Exercise instructions: Return each line of the data below verbatim; pictures are to be left out.
============================================================
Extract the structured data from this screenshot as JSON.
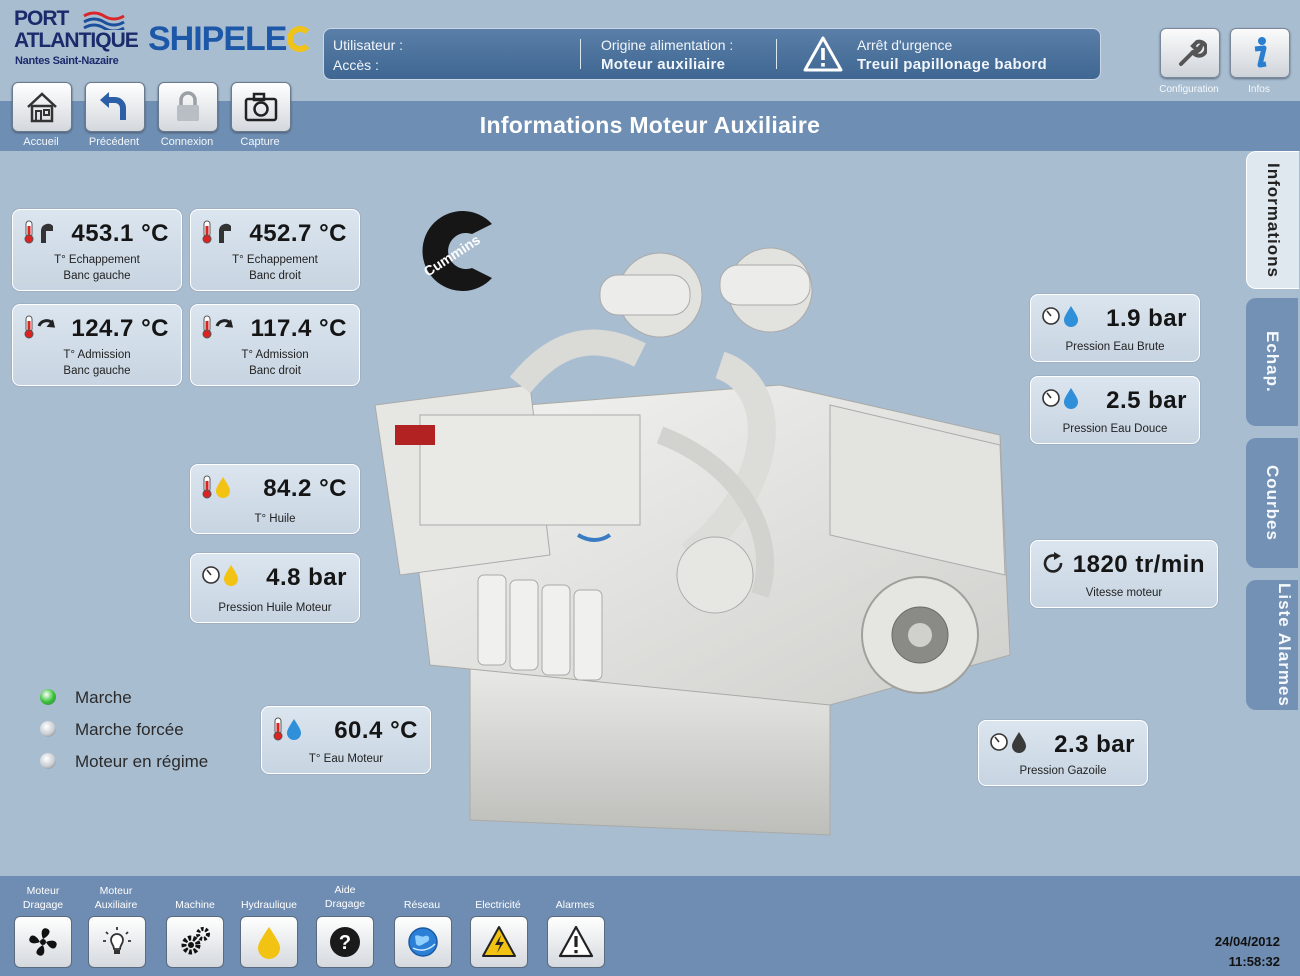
{
  "logos": {
    "port_line1": "PORT",
    "port_line2": "ATLANTIQUE",
    "port_line3": "Nantes Saint-Nazaire",
    "shipelec": "SHIPELE",
    "cummins": "Cummins"
  },
  "status": {
    "user_label": "Utilisateur :",
    "access_label": "Accès :",
    "power_label": "Origine alimentation :",
    "power_value": "Moteur auxiliaire",
    "alarm_label": "Arrêt d'urgence",
    "alarm_value": "Treuil papillonage babord"
  },
  "top_right": {
    "config_label": "Configuration",
    "infos_label": "Infos"
  },
  "toolbar": [
    {
      "label": "Accueil"
    },
    {
      "label": "Précédent"
    },
    {
      "label": "Connexion"
    },
    {
      "label": "Capture"
    }
  ],
  "title": "Informations Moteur Auxiliaire",
  "cards": {
    "exh_left": {
      "value": "453.1 °C",
      "label1": "T° Echappement",
      "label2": "Banc gauche"
    },
    "exh_right": {
      "value": "452.7 °C",
      "label1": "T° Echappement",
      "label2": "Banc droit"
    },
    "adm_left": {
      "value": "124.7 °C",
      "label1": "T° Admission",
      "label2": "Banc gauche"
    },
    "adm_right": {
      "value": "117.4 °C",
      "label1": "T° Admission",
      "label2": "Banc droit"
    },
    "oil_temp": {
      "value": "84.2 °C",
      "label1": "T° Huile"
    },
    "oil_press": {
      "value": "4.8 bar",
      "label1": "Pression Huile Moteur"
    },
    "water_temp": {
      "value": "60.4 °C",
      "label1": "T° Eau Moteur"
    },
    "raw_water": {
      "value": "1.9 bar",
      "label1": "Pression Eau Brute"
    },
    "fresh_water": {
      "value": "2.5 bar",
      "label1": "Pression Eau Douce"
    },
    "speed": {
      "value": "1820 tr/min",
      "label1": "Vitesse moteur"
    },
    "diesel": {
      "value": "2.3 bar",
      "label1": "Pression Gazoile"
    }
  },
  "legend": [
    {
      "label": "Marche",
      "color": "#2fbf2f"
    },
    {
      "label": "Marche forcée",
      "color": "#c8cdd2"
    },
    {
      "label": "Moteur en régime",
      "color": "#c8cdd2"
    }
  ],
  "tabs": [
    {
      "label": "Informations"
    },
    {
      "label": "Echap."
    },
    {
      "label": "Courbes"
    },
    {
      "label": "Liste Alarmes"
    }
  ],
  "nav": [
    {
      "label1": "Moteur",
      "label2": "Dragage",
      "icon": "fan-icon"
    },
    {
      "label1": "Moteur",
      "label2": "Auxiliaire",
      "icon": "bulb-icon"
    },
    {
      "label1": "Machine",
      "label2": "",
      "icon": "gears-icon"
    },
    {
      "label1": "Hydraulique",
      "label2": "",
      "icon": "drop-icon"
    },
    {
      "label1": "Aide",
      "label2": "Dragage",
      "icon": "help-icon"
    },
    {
      "label1": "Réseau",
      "label2": "",
      "icon": "globe-icon"
    },
    {
      "label1": "Electricité",
      "label2": "",
      "icon": "electric-icon"
    },
    {
      "label1": "Alarmes",
      "label2": "",
      "icon": "alarm-icon"
    }
  ],
  "datetime": {
    "date": "24/04/2012",
    "time": "11:58:32"
  },
  "colors": {
    "accent": "#6e8eb3",
    "background": "#a9bdd1",
    "status_panel": "#4a719b"
  }
}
============================================================
Right answer:
Extract the structured data from this screenshot as JSON.
{
  "logos": {
    "port_line1": "PORT",
    "port_line2": "ATLANTIQUE",
    "port_line3": "Nantes Saint-Nazaire",
    "shipelec": "SHIPELE",
    "cummins": "Cummins"
  },
  "status": {
    "user_label": "Utilisateur :",
    "access_label": "Accès :",
    "power_label": "Origine alimentation :",
    "power_value": "Moteur auxiliaire",
    "alarm_label": "Arrêt d'urgence",
    "alarm_value": "Treuil papillonage babord"
  },
  "top_right": {
    "config_label": "Configuration",
    "infos_label": "Infos"
  },
  "toolbar": [
    {
      "label": "Accueil"
    },
    {
      "label": "Précédent"
    },
    {
      "label": "Connexion"
    },
    {
      "label": "Capture"
    }
  ],
  "title": "Informations Moteur Auxiliaire",
  "cards": {
    "exh_left": {
      "value": "453.1 °C",
      "label1": "T° Echappement",
      "label2": "Banc gauche"
    },
    "exh_right": {
      "value": "452.7 °C",
      "label1": "T° Echappement",
      "label2": "Banc droit"
    },
    "adm_left": {
      "value": "124.7 °C",
      "label1": "T° Admission",
      "label2": "Banc gauche"
    },
    "adm_right": {
      "value": "117.4 °C",
      "label1": "T° Admission",
      "label2": "Banc droit"
    },
    "oil_temp": {
      "value": "84.2 °C",
      "label1": "T° Huile"
    },
    "oil_press": {
      "value": "4.8 bar",
      "label1": "Pression Huile Moteur"
    },
    "water_temp": {
      "value": "60.4 °C",
      "label1": "T° Eau Moteur"
    },
    "raw_water": {
      "value": "1.9 bar",
      "label1": "Pression Eau Brute"
    },
    "fresh_water": {
      "value": "2.5 bar",
      "label1": "Pression Eau Douce"
    },
    "speed": {
      "value": "1820 tr/min",
      "label1": "Vitesse moteur"
    },
    "diesel": {
      "value": "2.3 bar",
      "label1": "Pression Gazoile"
    }
  },
  "legend": [
    {
      "label": "Marche",
      "color": "#2fbf2f"
    },
    {
      "label": "Marche forcée",
      "color": "#c8cdd2"
    },
    {
      "label": "Moteur en régime",
      "color": "#c8cdd2"
    }
  ],
  "tabs": [
    {
      "label": "Informations"
    },
    {
      "label": "Echap."
    },
    {
      "label": "Courbes"
    },
    {
      "label": "Liste Alarmes"
    }
  ],
  "nav": [
    {
      "label1": "Moteur",
      "label2": "Dragage",
      "icon": "fan-icon"
    },
    {
      "label1": "Moteur",
      "label2": "Auxiliaire",
      "icon": "bulb-icon"
    },
    {
      "label1": "Machine",
      "label2": "",
      "icon": "gears-icon"
    },
    {
      "label1": "Hydraulique",
      "label2": "",
      "icon": "drop-icon"
    },
    {
      "label1": "Aide",
      "label2": "Dragage",
      "icon": "help-icon"
    },
    {
      "label1": "Réseau",
      "label2": "",
      "icon": "globe-icon"
    },
    {
      "label1": "Electricité",
      "label2": "",
      "icon": "electric-icon"
    },
    {
      "label1": "Alarmes",
      "label2": "",
      "icon": "alarm-icon"
    }
  ],
  "datetime": {
    "date": "24/04/2012",
    "time": "11:58:32"
  },
  "colors": {
    "accent": "#6e8eb3",
    "background": "#a9bdd1",
    "status_panel": "#4a719b"
  }
}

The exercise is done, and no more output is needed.